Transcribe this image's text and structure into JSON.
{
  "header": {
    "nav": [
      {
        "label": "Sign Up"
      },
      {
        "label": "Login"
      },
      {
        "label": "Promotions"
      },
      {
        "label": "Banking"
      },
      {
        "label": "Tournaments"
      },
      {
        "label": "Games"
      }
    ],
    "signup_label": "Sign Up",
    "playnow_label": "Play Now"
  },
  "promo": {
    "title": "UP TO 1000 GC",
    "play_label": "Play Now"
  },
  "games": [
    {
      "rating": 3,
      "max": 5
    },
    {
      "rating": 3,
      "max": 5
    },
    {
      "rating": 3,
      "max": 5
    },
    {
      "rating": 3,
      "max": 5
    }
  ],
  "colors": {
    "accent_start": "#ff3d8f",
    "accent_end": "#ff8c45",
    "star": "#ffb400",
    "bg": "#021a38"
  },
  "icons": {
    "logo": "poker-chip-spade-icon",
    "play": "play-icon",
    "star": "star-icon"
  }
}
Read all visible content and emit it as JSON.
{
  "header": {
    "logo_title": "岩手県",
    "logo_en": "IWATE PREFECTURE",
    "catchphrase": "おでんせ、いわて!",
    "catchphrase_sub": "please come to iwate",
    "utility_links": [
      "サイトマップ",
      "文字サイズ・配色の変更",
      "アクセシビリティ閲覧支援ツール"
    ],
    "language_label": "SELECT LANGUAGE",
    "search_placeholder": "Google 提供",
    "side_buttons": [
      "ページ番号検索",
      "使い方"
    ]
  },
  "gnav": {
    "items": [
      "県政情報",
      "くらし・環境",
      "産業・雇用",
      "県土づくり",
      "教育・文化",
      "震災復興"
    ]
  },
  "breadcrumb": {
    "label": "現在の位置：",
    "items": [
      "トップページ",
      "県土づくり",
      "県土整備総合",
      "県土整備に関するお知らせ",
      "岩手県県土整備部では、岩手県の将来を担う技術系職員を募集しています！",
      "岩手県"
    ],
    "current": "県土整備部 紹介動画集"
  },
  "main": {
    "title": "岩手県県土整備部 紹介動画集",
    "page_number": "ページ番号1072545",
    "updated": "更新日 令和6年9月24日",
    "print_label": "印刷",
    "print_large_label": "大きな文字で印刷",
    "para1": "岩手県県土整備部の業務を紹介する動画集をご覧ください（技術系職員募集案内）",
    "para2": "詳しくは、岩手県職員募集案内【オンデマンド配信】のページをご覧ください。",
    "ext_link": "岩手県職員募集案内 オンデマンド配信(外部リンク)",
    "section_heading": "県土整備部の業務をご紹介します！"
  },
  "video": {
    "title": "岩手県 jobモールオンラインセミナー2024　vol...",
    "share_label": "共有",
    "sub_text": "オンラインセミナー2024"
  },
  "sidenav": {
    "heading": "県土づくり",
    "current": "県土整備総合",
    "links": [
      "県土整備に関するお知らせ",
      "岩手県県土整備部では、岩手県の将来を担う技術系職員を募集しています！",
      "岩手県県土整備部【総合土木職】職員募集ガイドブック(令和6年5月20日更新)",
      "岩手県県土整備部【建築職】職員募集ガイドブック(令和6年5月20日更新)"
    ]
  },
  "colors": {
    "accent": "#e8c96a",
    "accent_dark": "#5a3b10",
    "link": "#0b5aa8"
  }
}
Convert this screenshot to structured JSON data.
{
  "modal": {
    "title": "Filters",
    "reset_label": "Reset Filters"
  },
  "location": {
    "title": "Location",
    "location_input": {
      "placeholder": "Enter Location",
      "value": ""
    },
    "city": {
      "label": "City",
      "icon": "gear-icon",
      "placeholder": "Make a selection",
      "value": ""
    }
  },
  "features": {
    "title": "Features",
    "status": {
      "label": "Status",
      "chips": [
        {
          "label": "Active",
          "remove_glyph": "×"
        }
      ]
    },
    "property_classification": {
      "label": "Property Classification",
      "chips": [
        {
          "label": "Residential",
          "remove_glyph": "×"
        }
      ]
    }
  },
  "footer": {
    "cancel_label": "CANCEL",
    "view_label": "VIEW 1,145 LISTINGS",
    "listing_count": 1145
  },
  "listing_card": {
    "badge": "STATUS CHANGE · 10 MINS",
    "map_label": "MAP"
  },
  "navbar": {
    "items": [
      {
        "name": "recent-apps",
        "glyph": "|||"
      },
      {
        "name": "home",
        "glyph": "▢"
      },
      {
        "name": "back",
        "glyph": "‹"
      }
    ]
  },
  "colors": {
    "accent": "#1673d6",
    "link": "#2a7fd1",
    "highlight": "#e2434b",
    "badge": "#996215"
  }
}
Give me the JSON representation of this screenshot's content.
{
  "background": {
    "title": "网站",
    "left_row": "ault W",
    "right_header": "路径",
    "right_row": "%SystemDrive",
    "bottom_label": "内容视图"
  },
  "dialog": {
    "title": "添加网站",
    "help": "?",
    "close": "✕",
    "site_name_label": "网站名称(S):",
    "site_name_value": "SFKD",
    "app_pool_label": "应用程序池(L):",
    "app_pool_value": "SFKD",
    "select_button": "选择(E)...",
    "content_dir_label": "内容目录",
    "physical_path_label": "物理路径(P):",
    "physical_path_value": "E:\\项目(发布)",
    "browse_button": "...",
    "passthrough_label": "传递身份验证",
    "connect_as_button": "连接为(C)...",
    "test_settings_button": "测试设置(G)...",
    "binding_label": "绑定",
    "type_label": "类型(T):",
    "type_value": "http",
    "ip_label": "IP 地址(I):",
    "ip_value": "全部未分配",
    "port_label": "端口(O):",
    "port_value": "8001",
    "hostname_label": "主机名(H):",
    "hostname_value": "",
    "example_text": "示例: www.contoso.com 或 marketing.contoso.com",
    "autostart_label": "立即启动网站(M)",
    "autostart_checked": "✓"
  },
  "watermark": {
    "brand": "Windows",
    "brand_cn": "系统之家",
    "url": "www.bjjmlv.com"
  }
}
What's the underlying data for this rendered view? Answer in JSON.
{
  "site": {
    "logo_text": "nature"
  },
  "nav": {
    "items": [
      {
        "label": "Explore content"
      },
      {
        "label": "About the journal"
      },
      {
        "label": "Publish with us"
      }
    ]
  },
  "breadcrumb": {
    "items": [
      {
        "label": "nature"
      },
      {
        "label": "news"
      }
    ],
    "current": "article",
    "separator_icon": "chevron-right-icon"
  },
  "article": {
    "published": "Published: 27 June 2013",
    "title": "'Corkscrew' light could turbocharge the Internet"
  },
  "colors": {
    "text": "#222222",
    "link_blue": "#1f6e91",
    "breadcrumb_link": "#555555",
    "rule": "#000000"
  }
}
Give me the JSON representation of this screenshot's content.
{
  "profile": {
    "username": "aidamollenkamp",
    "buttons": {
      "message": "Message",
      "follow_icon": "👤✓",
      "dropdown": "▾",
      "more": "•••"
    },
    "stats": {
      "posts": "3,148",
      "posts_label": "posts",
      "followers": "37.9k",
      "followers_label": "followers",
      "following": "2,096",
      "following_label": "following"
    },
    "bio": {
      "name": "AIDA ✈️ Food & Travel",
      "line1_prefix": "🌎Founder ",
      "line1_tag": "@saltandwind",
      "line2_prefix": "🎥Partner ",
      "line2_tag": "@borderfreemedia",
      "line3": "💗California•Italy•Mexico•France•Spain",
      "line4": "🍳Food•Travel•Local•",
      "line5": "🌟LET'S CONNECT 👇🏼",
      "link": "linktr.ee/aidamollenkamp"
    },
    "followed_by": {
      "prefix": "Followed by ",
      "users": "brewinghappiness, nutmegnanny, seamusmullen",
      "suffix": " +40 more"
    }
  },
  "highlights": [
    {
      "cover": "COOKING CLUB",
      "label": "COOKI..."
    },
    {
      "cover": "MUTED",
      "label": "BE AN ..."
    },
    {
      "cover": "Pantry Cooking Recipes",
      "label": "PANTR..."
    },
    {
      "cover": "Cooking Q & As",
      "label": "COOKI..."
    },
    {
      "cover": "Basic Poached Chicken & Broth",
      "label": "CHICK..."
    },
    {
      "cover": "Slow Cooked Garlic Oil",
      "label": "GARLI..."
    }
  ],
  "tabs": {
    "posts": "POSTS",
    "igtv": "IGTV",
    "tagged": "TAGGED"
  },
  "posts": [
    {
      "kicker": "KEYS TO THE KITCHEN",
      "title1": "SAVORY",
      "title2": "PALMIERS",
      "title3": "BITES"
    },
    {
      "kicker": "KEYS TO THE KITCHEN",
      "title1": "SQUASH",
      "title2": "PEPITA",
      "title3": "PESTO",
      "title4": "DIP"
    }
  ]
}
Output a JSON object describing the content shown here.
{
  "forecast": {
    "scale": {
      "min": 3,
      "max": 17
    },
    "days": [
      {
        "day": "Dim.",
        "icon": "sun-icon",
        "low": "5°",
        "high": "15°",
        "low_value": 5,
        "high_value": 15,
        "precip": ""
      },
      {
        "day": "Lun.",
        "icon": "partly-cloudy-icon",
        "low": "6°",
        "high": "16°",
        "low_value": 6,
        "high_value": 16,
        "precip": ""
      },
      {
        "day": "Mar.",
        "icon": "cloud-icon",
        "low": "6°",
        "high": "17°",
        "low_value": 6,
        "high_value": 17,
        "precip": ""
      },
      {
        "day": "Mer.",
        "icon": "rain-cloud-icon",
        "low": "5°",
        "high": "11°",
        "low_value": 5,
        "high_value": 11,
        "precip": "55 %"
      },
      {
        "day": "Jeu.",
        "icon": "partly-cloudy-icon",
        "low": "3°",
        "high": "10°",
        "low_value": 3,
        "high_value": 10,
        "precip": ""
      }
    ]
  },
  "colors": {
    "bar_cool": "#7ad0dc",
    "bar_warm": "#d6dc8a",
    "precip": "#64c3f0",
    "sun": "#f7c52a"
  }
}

####################

Show the lines that mention the word "cover".

● Response below
      "cover": "COOKING CLUB",
      "cover": "MUTED",
      "cover": "Pantry Cooking Recipes",
      "cover": "Cooking Q & As",
      "cover": "Basic Poached Chicken & Broth",
      "cover": "Slow Cooked Garlic Oil",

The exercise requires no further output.